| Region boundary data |
>> Start

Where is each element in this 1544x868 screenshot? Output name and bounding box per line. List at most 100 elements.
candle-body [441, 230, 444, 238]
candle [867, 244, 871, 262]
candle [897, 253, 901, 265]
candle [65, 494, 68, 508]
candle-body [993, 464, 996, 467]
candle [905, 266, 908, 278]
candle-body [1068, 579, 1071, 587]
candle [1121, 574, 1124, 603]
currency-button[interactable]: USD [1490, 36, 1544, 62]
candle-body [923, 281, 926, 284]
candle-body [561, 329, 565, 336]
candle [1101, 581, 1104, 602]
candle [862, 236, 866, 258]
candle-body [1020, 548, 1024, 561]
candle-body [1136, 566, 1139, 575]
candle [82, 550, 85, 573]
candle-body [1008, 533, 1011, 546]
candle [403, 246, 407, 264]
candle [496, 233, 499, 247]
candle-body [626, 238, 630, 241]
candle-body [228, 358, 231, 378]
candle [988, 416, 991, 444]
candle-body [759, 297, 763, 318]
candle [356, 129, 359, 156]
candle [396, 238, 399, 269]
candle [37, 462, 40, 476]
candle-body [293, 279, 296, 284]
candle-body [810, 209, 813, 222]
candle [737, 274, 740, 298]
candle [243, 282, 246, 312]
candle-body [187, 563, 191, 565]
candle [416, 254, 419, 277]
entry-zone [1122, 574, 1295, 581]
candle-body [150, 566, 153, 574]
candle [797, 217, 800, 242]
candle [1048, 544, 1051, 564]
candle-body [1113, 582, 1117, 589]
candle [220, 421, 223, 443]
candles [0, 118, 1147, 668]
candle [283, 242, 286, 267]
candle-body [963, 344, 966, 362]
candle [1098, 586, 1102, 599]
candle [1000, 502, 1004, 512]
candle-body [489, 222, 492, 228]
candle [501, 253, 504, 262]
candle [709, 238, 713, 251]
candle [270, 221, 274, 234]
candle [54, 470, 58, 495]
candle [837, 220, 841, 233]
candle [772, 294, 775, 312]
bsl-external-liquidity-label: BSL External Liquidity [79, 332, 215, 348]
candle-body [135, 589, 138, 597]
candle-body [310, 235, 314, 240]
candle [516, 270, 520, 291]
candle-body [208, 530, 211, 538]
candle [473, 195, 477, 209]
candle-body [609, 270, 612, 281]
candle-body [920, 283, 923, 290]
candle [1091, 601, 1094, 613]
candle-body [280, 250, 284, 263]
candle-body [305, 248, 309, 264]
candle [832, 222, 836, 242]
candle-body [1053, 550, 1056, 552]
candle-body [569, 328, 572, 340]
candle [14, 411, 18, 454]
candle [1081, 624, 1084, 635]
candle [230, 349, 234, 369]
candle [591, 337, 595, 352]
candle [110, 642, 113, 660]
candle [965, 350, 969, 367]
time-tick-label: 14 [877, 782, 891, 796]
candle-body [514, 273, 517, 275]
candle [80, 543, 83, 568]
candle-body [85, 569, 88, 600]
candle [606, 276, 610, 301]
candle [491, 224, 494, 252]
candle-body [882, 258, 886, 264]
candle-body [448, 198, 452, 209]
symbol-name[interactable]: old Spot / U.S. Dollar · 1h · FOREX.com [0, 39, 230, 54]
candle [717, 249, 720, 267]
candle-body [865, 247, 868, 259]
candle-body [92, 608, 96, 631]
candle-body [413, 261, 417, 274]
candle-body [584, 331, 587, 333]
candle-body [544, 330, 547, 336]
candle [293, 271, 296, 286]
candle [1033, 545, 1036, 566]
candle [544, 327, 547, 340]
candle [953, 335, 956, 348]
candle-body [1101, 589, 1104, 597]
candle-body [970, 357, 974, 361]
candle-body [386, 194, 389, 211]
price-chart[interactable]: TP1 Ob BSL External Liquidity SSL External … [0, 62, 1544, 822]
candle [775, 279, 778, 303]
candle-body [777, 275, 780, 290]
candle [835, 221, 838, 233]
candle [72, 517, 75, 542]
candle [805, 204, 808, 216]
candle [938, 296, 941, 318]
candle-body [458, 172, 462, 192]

>> End

| EXERCISE TASK |
Switch "candle-body" to "candle-wick" in the lines running from the start of the records through the line containing "candle [905, 266, 908, 278]", inclusive, and leave everything else unchanged. Give back only those lines.

| TASK ANSWER |
Where is each element in this 1544x868 screenshot? Output name and bounding box per line. List at most 100 elements.
candle-wick [441, 230, 444, 238]
candle [867, 244, 871, 262]
candle [897, 253, 901, 265]
candle [65, 494, 68, 508]
candle-wick [993, 464, 996, 467]
candle [905, 266, 908, 278]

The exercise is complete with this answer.